* **Your objective**:
Output all of the data below exactly as given.
____________________
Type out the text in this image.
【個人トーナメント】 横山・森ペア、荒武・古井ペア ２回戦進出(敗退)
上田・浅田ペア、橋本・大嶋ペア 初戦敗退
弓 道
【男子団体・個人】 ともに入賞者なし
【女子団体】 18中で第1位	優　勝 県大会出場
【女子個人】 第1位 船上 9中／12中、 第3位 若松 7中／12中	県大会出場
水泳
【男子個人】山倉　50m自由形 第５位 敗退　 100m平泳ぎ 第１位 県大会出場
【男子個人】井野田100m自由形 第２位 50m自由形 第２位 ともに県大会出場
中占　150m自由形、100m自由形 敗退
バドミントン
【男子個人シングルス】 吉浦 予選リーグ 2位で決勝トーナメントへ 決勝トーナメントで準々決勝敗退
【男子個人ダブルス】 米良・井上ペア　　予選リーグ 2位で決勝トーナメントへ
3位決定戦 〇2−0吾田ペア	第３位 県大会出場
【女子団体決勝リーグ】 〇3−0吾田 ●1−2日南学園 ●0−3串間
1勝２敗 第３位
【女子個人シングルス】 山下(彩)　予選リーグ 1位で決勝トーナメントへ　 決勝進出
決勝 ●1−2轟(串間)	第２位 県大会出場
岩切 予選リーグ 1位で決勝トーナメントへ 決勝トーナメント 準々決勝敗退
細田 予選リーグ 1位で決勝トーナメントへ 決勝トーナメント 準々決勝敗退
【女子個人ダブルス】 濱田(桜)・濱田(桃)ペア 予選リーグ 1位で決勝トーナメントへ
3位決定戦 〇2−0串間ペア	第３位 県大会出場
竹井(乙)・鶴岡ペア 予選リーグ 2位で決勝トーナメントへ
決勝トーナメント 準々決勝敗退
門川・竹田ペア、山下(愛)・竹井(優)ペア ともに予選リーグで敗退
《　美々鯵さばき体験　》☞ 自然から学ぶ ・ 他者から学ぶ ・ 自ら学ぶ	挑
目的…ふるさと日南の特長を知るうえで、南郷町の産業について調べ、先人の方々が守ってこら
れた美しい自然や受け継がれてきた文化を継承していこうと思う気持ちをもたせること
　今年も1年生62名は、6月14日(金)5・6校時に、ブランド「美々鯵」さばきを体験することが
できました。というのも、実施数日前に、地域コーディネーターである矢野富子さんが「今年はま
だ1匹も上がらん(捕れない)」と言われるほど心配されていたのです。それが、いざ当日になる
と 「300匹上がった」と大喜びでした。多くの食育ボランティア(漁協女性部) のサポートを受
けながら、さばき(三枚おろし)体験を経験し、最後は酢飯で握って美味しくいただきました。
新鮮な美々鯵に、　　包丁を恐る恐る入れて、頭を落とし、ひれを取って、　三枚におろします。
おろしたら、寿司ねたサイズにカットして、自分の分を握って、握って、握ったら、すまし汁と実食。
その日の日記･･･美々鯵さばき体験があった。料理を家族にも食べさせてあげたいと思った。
____________________
* **Solution to this exercise**:
Type out the text in this image.
【個人トーナメント】 横山・森ペア、荒武・古井ペア ２回戦進出(敗退)
上田・浅田ペア、橋本・大嶋ペア 初戦敗退
弓 道
【男子団体・個人】 ともに入賞者なし
【女子団体】 18中で第1位	優　勝 県大会出場
【女子個人】 第1位 船上 9中／12中、 第3位 若松 7中／12中	県大会出場
水泳
【男子個人】山倉　50m自由形 第５位 敗退　 100m平泳ぎ 第１位 県大会出場
【男子個人】井野田100m自由形 第２位 50m自由形 第２位 ともに県大会出場
中占　150m自由形、100m自由形 敗退
バドミントン
【男子個人シングルス】 吉浦 予選リーグ 2位で決勝トーナメントへ 決勝トーナメントで準々決勝敗退
【男子個人ダブルス】 米良・井上ペア　　予選リーグ 2位で決勝トーナメントへ
3位決定戦 〇2−0吾田ペア	第３位 県大会出場
【女子団体決勝リーグ】 〇3−0吾田 ●1−2日南学園 ●0−3串間
1勝２敗 第３位
【女子個人シングルス】 山下(彩)　予選リーグ 1位で決勝トーナメントへ　 決勝進出
決勝 ●1−2轟(串間)	第２位 県大会出場
岩切 予選リーグ 1位で決勝トーナメントへ 決勝トーナメント 準々決勝敗退
細田 予選リーグ 1位で決勝トーナメントへ 決勝トーナメント 準々決勝敗退
【女子個人ダブルス】 濱田(桜)・濱田(桃)ペア 予選リーグ 1位で決勝トーナメントへ
3位決定戦 〇2−0串間ペア	第３位 県大会出場
竹井(乙)・鶴岡ペア 予選リーグ 2位で決勝トーナメントへ
決勝トーナメント 準々決勝敗退
門川・竹田ペア、山下(愛)・竹井(優)ペア ともに予選リーグで敗退
《　美々鯵さばき体験　》☞ 自然から学ぶ ・ 他者から学ぶ ・ 自ら学ぶ	挑
目的…ふるさと日南の特長を知るうえで、南郷町の産業について調べ、先人の方々が守ってこら
れた美しい自然や受け継がれてきた文化を継承していこうと思う気持ちをもたせること
　今年も1年生62名は、6月14日(金)5・6校時に、ブランド「美々鯵」さばきを体験することが
できました。というのも、実施数日前に、地域コーディネーターである矢野富子さんが「今年はま
だ1匹も上がらん(捕れない)」と言われるほど心配されていたのです。それが、いざ当日になる
と 「300匹上がった」と大喜びでした。多くの食育ボランティア(漁協女性部) のサポートを受
けながら、さばき(三枚おろし)体験を経験し、最後は酢飯で握って美味しくいただきました。
新鮮な美々鯵に、　　包丁を恐る恐る入れて、頭を落とし、ひれを取って、　三枚におろします。
おろしたら、寿司ねたサイズにカットして、自分の分を握って、握って、握ったら、すまし汁と実食。
その日の日記･･･美々鯵さばき体験があった。料理を家族にも食べさせてあげたいと思った。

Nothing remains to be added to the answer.